__REQUIREMENTS__. Return every record exactly as written.

__DATASET RECORDS__.
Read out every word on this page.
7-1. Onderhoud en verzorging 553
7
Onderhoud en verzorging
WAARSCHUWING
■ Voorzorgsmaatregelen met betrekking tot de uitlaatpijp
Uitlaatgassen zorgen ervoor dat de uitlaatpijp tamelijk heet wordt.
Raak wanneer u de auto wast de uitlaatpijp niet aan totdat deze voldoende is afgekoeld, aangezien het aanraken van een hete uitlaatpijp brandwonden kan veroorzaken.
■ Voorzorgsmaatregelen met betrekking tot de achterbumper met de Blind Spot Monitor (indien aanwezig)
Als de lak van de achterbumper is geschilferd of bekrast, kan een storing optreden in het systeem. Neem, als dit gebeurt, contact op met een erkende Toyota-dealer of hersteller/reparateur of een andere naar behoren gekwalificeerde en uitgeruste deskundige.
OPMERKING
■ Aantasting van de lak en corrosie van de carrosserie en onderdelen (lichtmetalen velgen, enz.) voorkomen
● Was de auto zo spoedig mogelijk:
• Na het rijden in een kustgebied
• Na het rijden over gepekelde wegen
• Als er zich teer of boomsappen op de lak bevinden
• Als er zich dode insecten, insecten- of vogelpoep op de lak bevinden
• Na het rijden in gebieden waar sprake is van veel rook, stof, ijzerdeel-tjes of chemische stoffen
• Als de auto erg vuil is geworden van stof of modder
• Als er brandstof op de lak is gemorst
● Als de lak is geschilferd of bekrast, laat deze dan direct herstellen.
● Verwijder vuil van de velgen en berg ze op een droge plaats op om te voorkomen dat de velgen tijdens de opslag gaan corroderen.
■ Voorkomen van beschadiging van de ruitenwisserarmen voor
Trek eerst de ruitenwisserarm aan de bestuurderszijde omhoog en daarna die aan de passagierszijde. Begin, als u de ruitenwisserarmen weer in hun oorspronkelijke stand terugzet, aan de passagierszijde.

__RIGHT ANSWER__.
Read out every word on this page.
7-1. Onderhoud en verzorging 553
7
Onderhoud en verzorging
WAARSCHUWING
■ Voorzorgsmaatregelen met betrekking tot de uitlaatpijp
Uitlaatgassen zorgen ervoor dat de uitlaatpijp tamelijk heet wordt.
Raak wanneer u de auto wast de uitlaatpijp niet aan totdat deze voldoende is afgekoeld, aangezien het aanraken van een hete uitlaatpijp brandwonden kan veroorzaken.
■ Voorzorgsmaatregelen met betrekking tot de achterbumper met de Blind Spot Monitor (indien aanwezig)
Als de lak van de achterbumper is geschilferd of bekrast, kan een storing optreden in het systeem. Neem, als dit gebeurt, contact op met een erkende Toyota-dealer of hersteller/reparateur of een andere naar behoren gekwalificeerde en uitgeruste deskundige.
OPMERKING
■ Aantasting van de lak en corrosie van de carrosserie en onderdelen (lichtmetalen velgen, enz.) voorkomen
● Was de auto zo spoedig mogelijk:
• Na het rijden in een kustgebied
• Na het rijden over gepekelde wegen
• Als er zich teer of boomsappen op de lak bevinden
• Als er zich dode insecten, insecten- of vogelpoep op de lak bevinden
• Na het rijden in gebieden waar sprake is van veel rook, stof, ijzerdeel-tjes of chemische stoffen
• Als de auto erg vuil is geworden van stof of modder
• Als er brandstof op de lak is gemorst
● Als de lak is geschilferd of bekrast, laat deze dan direct herstellen.
● Verwijder vuil van de velgen en berg ze op een droge plaats op om te voorkomen dat de velgen tijdens de opslag gaan corroderen.
■ Voorkomen van beschadiging van de ruitenwisserarmen voor
Trek eerst de ruitenwisserarm aan de bestuurderszijde omhoog en daarna die aan de passagierszijde. Begin, als u de ruitenwisserarmen weer in hun oorspronkelijke stand terugzet, aan de passagierszijde.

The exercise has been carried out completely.